PARTS OF THE EXERCISE:
1) Decide whether each statement below agrees with the text on Peterbilt dealership agreements, answering yes or no and quoting the words of the text that settle it. (a) The company's dealership agreements with Peterbilt are exclusive. (b) A change of control occurs if the Dealer Principals' aggregate voting power for the election of directors falls below 22%. (c) As of December 31, 2018, the Dealer Principals controlled more than half of the aggregate voting power for electing directors.
2) According to the text on Peterbilt dealership agreements, what would the company lose if those agreements were terminated?

TEXT EXTRACT:
Our dealership agreements may be terminable upon a change of control and we cannot control whether our controlling shareholder and management maintain their current
ownership
positions.
We have entered into nonexclusive dealership agreements with Peterbilt that authorize us to act as a dealer of Peterbilt trucks. Peterbilt may terminate our dealership agreements in the event of a change of control of the Company or if we violate any number of provisions in the dealership agreements. Under our Peterbilt dealership agreements, the following constitute a change of control: (i) with respect to the election of directors, the aggregate voting power held by the estate of W. Marvin Rush, W. M. “Rusty” Rush, Barbara Rush, Robin M. Rush, David C. Orf, James Thor, Martin A. Naegelin, Scott Anderson, Derrek Weaver, Steven Keller, Corey Lowe and Rich Ryan (collectively, the “Dealer Principals”) decreases below 22% (such persons controlled 39.2% of the aggregate voting power with respect to the election of directors as of December 31, 2018); or (ii) any person or entity other than the Dealer Principals and their respective associates, or any person or entity who has been approved in writing by PACCAR, owns common stock with a greater percentage of the voting power with respect to the election of our directors than the Dealer Principals and their respective associates, in the aggregate, or any person other than W.M. “Rusty” Rush, Robin M. Rush or any person who has been approved in writing by PACCAR holds the office of Chairman of the Board, President or Chief Executive Officer of the Company. We have no control over the transfer or disposition by the estate of W. Marvin Rush or W.M. “Rusty” Rush, or his estate, of their common stock. If the estate of W. Marvin Rush or W.M. “Rusty” Rush were to sell their Class B Common Stock or bequest their Class B Common Stock to a person or entity other than the Dealer Principals, or if their estates are required to liquidate their Class B Common Stock that they own directly or indirectly, to pay estate taxes or otherwise, the change of control provisions of the Peterbilt dealership agreements may be triggered, which would give Peterbilt the right to terminate our dealership agreements. If our dealership agreements with Peterbilt are terminated, we will lose the right to purchase Peterbilt products and operate as an authorized Peterbilt dealer, which would have a material adverse effect on our operations, revenues and profitability.

PROVIDED DATA:
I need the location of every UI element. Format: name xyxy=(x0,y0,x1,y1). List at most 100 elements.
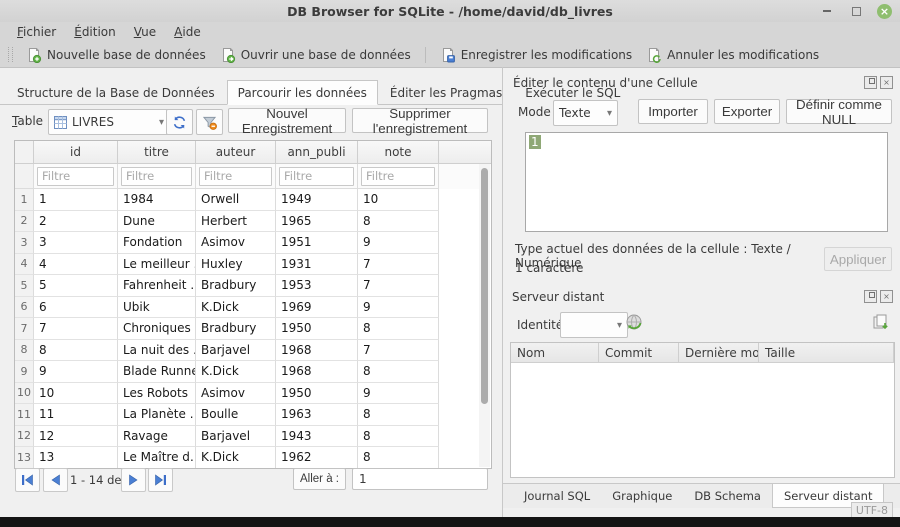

OUTPUTS:
1)
(a) No: "We have entered into nonexclusive dealership agreements with Peterbilt"
(b) Yes: "the aggregate voting power held by the estate of W. Marvin Rush, W. M. “Rusty” Rush, Barbara Rush, Robin M. Rush, David C. Orf, James Thor, Martin A. Naegelin, Scott Anderson, Derrek Weaver, Steven Keller, Corey Lowe and Rich Ryan (collectively, the “Dealer Principals”) decreases below 22%"
(c) No: "such persons controlled 39.2% of the aggregate voting power with respect to the election of directors as of December 31, 2018"

2) It would lose the right to purchase Peterbilt products and operate as an authorized Peterbilt dealer.